=== Exercise inputs ===
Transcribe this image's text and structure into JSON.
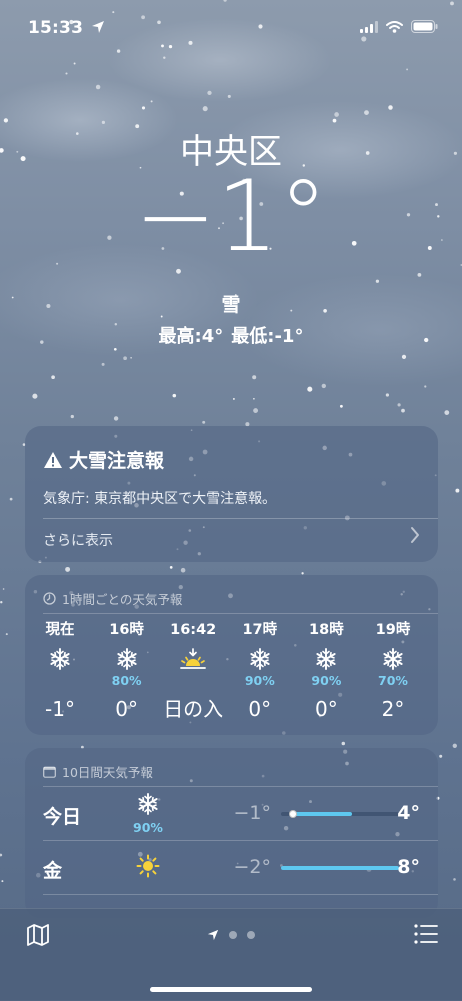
{
  "status_bar": {
    "time": "15:33",
    "icons": [
      "location-arrow-icon",
      "cellular-signal-icon",
      "wifi-icon",
      "battery-icon"
    ]
  },
  "hero": {
    "city": "中央区",
    "temperature": "−1°",
    "condition": "雪",
    "high": "最高:4°",
    "low": "最低:-1°"
  },
  "alert": {
    "icon": "warning-triangle-icon",
    "title": "大雪注意報",
    "body": "気象庁: 東京都中央区で大雪注意報。",
    "more": "さらに表示",
    "chevron": "chevron-right-icon"
  },
  "hourly": {
    "header_icon": "clock-icon",
    "header": "1時間ごとの天気予報",
    "items": [
      {
        "label": "現在",
        "icon": "snowflake-icon",
        "pop": "",
        "temp": "-1°"
      },
      {
        "label": "16時",
        "icon": "snowflake-icon",
        "pop": "80%",
        "temp": "0°"
      },
      {
        "label": "16:42",
        "icon": "sunset-icon",
        "pop": "",
        "temp": "日の入"
      },
      {
        "label": "17時",
        "icon": "snowflake-icon",
        "pop": "90%",
        "temp": "0°"
      },
      {
        "label": "18時",
        "icon": "snowflake-icon",
        "pop": "90%",
        "temp": "0°"
      },
      {
        "label": "19時",
        "icon": "snowflake-icon",
        "pop": "70%",
        "temp": "2°"
      }
    ]
  },
  "daily": {
    "header_icon": "calendar-icon",
    "header": "10日間天気予報",
    "range_min": -2,
    "range_max": 8,
    "current_temp": -1,
    "items": [
      {
        "day": "今日",
        "icon": "snowflake-icon",
        "pop": "90%",
        "low": "−1°",
        "high": "4°",
        "low_value": -1,
        "high_value": 4
      },
      {
        "day": "金",
        "icon": "sun-icon",
        "pop": "",
        "low": "−2°",
        "high": "8°",
        "low_value": -2,
        "high_value": 8
      }
    ]
  },
  "bottom_bar": {
    "left_icon": "map-icon",
    "right_icon": "list-icon",
    "page_indicator": [
      "location-arrow-icon",
      "page-dot",
      "page-dot"
    ]
  },
  "colors": {
    "precip_blue": "#7fd0f2",
    "temp_bar": "#5ec8f0",
    "sun_yellow": "#f7d23a",
    "warning": "#ffffff"
  }
}
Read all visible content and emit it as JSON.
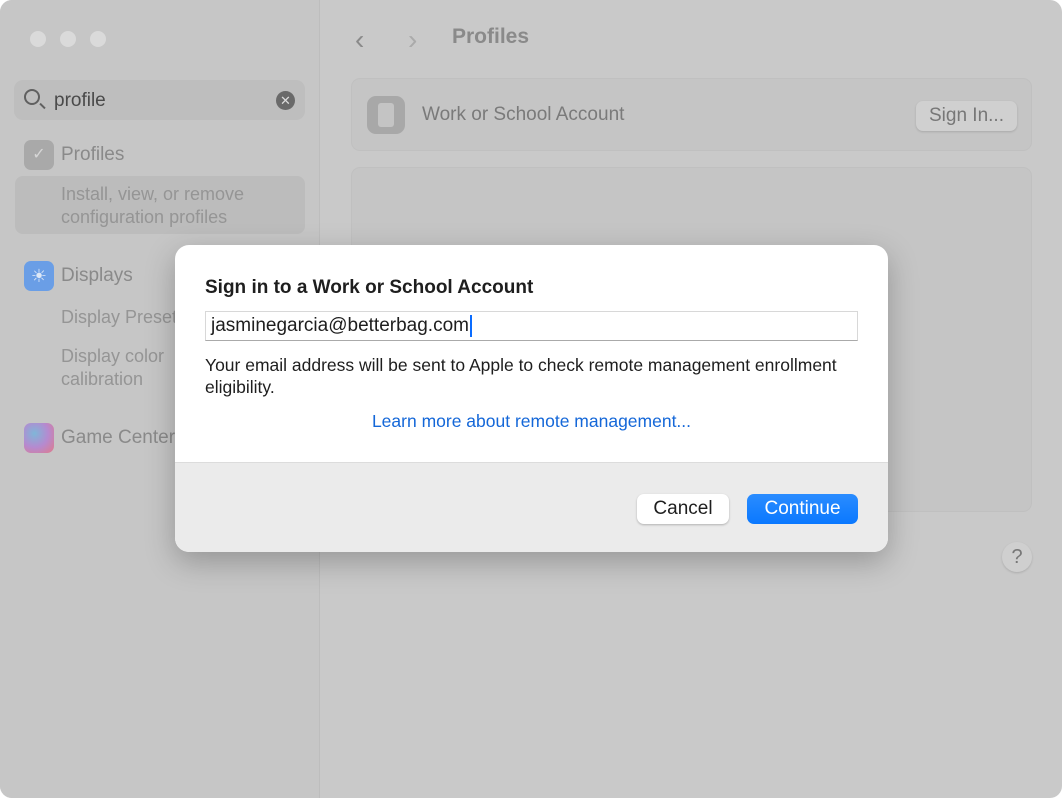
{
  "sidebar": {
    "search": {
      "value": "profile",
      "clear_icon": "xmark-circle-icon"
    },
    "profiles": {
      "title": "Profiles",
      "sub": "Install, view, or remove configuration profiles",
      "icon": "checkmark-seal-icon"
    },
    "displays": {
      "title": "Displays",
      "items": [
        "Display Presets",
        "Display color calibration"
      ],
      "icon": "sun-icon",
      "color": "#6a9ee6"
    },
    "game_center": {
      "title": "Game Center",
      "icon": "game-center-icon"
    }
  },
  "header": {
    "back": "‹",
    "forward": "›",
    "title": "Profiles"
  },
  "account": {
    "label": "Work or School Account",
    "button": "Sign In..."
  },
  "help": "?",
  "dialog": {
    "title": "Sign in to a Work or School Account",
    "email": "jasminegarcia@betterbag.com",
    "info": "Your email address will be sent to Apple to check remote management enrollment eligibility.",
    "link": "Learn more about remote management...",
    "cancel": "Cancel",
    "continue": "Continue",
    "accent": "#0a78ff"
  }
}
===
• [Exercise prompt]: Skip the images and write out the rest of the listing exactly.

• [The response]:
Transcribe this image's text and structure into JSON.
{
  "status_bar": {
    "time": "15:33",
    "icons": [
      "location-arrow-icon",
      "cellular-signal-icon",
      "wifi-icon",
      "battery-icon"
    ]
  },
  "hero": {
    "city": "中央区",
    "temperature": "−1°",
    "condition": "雪",
    "high": "最高:4°",
    "low": "最低:-1°"
  },
  "alert": {
    "icon": "warning-triangle-icon",
    "title": "大雪注意報",
    "body": "気象庁: 東京都中央区で大雪注意報。",
    "more": "さらに表示",
    "chevron": "chevron-right-icon"
  },
  "hourly": {
    "header_icon": "clock-icon",
    "header": "1時間ごとの天気予報",
    "items": [
      {
        "label": "現在",
        "icon": "snowflake-icon",
        "pop": "",
        "temp": "-1°"
      },
      {
        "label": "16時",
        "icon": "snowflake-icon",
        "pop": "80%",
        "temp": "0°"
      },
      {
        "label": "16:42",
        "icon": "sunset-icon",
        "pop": "",
        "temp": "日の入"
      },
      {
        "label": "17時",
        "icon": "snowflake-icon",
        "pop": "90%",
        "temp": "0°"
      },
      {
        "label": "18時",
        "icon": "snowflake-icon",
        "pop": "90%",
        "temp": "0°"
      },
      {
        "label": "19時",
        "icon": "snowflake-icon",
        "pop": "70%",
        "temp": "2°"
      }
    ]
  },
  "daily": {
    "header_icon": "calendar-icon",
    "header": "10日間天気予報",
    "range_min": -2,
    "range_max": 8,
    "current_temp": -1,
    "items": [
      {
        "day": "今日",
        "icon": "snowflake-icon",
        "pop": "90%",
        "low": "−1°",
        "high": "4°",
        "low_value": -1,
        "high_value": 4
      },
      {
        "day": "金",
        "icon": "sun-icon",
        "pop": "",
        "low": "−2°",
        "high": "8°",
        "low_value": -2,
        "high_value": 8
      }
    ]
  },
  "bottom_bar": {
    "left_icon": "map-icon",
    "right_icon": "list-icon",
    "page_indicator": [
      "location-arrow-icon",
      "page-dot",
      "page-dot"
    ]
  },
  "colors": {
    "precip_blue": "#7fd0f2",
    "temp_bar": "#5ec8f0",
    "sun_yellow": "#f7d23a",
    "warning": "#ffffff"
  }
}
Read all visible content and emit it as JSON.
{
  "sidebar": {
    "search": {
      "value": "profile",
      "clear_icon": "xmark-circle-icon"
    },
    "profiles": {
      "title": "Profiles",
      "sub": "Install, view, or remove configuration profiles",
      "icon": "checkmark-seal-icon"
    },
    "displays": {
      "title": "Displays",
      "items": [
        "Display Presets",
        "Display color calibration"
      ],
      "icon": "sun-icon",
      "color": "#6a9ee6"
    },
    "game_center": {
      "title": "Game Center",
      "icon": "game-center-icon"
    }
  },
  "header": {
    "back": "‹",
    "forward": "›",
    "title": "Profiles"
  },
  "account": {
    "label": "Work or School Account",
    "button": "Sign In..."
  },
  "help": "?",
  "dialog": {
    "title": "Sign in to a Work or School Account",
    "email": "jasminegarcia@betterbag.com",
    "info": "Your email address will be sent to Apple to check remote management enrollment eligibility.",
    "link": "Learn more about remote management...",
    "cancel": "Cancel",
    "continue": "Continue",
    "accent": "#0a78ff"
  }
}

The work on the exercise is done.